Items listed in a dataset
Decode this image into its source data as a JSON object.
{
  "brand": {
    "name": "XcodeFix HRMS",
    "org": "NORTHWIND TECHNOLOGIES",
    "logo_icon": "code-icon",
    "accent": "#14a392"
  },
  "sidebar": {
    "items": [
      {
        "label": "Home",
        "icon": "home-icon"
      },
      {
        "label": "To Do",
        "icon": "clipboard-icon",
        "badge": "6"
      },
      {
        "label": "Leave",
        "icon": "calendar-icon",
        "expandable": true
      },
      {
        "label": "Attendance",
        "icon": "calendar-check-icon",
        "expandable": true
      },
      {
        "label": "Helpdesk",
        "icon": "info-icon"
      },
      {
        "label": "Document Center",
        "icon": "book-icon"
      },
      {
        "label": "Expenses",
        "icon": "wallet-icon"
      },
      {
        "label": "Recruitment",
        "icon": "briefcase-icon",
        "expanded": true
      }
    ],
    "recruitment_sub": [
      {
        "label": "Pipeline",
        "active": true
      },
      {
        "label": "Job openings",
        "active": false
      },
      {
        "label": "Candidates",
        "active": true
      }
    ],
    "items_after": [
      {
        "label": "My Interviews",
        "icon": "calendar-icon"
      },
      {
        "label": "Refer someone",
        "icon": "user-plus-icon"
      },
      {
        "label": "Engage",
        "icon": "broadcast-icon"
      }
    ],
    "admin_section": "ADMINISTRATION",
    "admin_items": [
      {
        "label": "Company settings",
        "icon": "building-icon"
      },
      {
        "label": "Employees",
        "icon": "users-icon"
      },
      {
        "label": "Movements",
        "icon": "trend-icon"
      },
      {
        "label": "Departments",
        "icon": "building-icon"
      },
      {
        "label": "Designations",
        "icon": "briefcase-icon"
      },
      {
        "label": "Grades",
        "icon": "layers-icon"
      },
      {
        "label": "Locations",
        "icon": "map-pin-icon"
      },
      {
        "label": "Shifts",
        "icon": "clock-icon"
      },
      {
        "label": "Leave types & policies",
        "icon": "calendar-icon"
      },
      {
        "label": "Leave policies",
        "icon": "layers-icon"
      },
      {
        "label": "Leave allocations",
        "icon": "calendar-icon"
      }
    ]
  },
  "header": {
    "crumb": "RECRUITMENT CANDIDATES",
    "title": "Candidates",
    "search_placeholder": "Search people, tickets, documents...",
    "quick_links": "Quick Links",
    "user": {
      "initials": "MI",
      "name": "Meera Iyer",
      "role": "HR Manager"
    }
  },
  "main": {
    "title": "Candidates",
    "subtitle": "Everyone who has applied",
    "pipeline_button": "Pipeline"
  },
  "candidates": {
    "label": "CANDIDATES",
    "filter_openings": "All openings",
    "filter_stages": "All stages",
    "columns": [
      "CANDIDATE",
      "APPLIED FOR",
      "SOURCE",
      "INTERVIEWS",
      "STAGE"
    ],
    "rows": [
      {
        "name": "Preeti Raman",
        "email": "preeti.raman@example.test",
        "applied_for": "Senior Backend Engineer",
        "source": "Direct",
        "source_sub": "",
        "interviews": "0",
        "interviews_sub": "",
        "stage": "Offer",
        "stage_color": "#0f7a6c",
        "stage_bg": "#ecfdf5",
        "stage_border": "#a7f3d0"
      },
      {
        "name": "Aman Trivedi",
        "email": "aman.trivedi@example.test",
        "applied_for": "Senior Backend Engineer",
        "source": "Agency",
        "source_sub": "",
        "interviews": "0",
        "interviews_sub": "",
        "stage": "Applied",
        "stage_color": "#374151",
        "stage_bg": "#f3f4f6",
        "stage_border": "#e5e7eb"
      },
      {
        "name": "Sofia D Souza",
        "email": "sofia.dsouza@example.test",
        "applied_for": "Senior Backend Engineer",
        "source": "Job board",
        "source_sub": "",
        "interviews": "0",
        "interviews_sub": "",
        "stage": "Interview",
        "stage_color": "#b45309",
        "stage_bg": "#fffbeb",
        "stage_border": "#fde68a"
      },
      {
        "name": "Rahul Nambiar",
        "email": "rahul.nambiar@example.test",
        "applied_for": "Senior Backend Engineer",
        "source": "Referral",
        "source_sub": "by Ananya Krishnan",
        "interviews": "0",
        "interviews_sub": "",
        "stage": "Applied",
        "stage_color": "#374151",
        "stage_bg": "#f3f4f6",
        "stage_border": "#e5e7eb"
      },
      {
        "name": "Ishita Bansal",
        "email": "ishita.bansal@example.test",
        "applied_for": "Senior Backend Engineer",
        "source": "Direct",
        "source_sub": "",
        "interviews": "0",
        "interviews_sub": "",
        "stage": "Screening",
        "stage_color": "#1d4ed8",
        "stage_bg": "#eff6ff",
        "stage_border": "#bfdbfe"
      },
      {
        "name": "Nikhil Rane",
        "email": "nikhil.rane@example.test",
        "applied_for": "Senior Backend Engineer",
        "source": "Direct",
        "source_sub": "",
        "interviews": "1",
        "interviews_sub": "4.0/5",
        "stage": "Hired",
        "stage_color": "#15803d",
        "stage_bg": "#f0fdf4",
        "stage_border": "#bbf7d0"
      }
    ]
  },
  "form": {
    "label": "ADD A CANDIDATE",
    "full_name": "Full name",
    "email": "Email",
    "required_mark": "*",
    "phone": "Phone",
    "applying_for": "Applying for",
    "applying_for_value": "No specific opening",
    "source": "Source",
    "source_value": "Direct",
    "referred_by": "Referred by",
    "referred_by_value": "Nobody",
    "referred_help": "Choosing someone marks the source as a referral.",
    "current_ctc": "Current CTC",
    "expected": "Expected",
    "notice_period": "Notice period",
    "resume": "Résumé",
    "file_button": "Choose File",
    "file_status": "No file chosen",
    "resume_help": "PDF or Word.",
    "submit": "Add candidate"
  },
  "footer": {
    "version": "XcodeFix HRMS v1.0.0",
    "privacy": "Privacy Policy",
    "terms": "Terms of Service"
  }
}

**Task brief**
Pull out every line containing "test".

**Completed exercise**
        "email": "preeti.raman@example.test",
        "email": "aman.trivedi@example.test",
        "email": "sofia.dsouza@example.test",
        "email": "rahul.nambiar@example.test",
        "email": "ishita.bansal@example.test",
        "email": "nikhil.rane@example.test",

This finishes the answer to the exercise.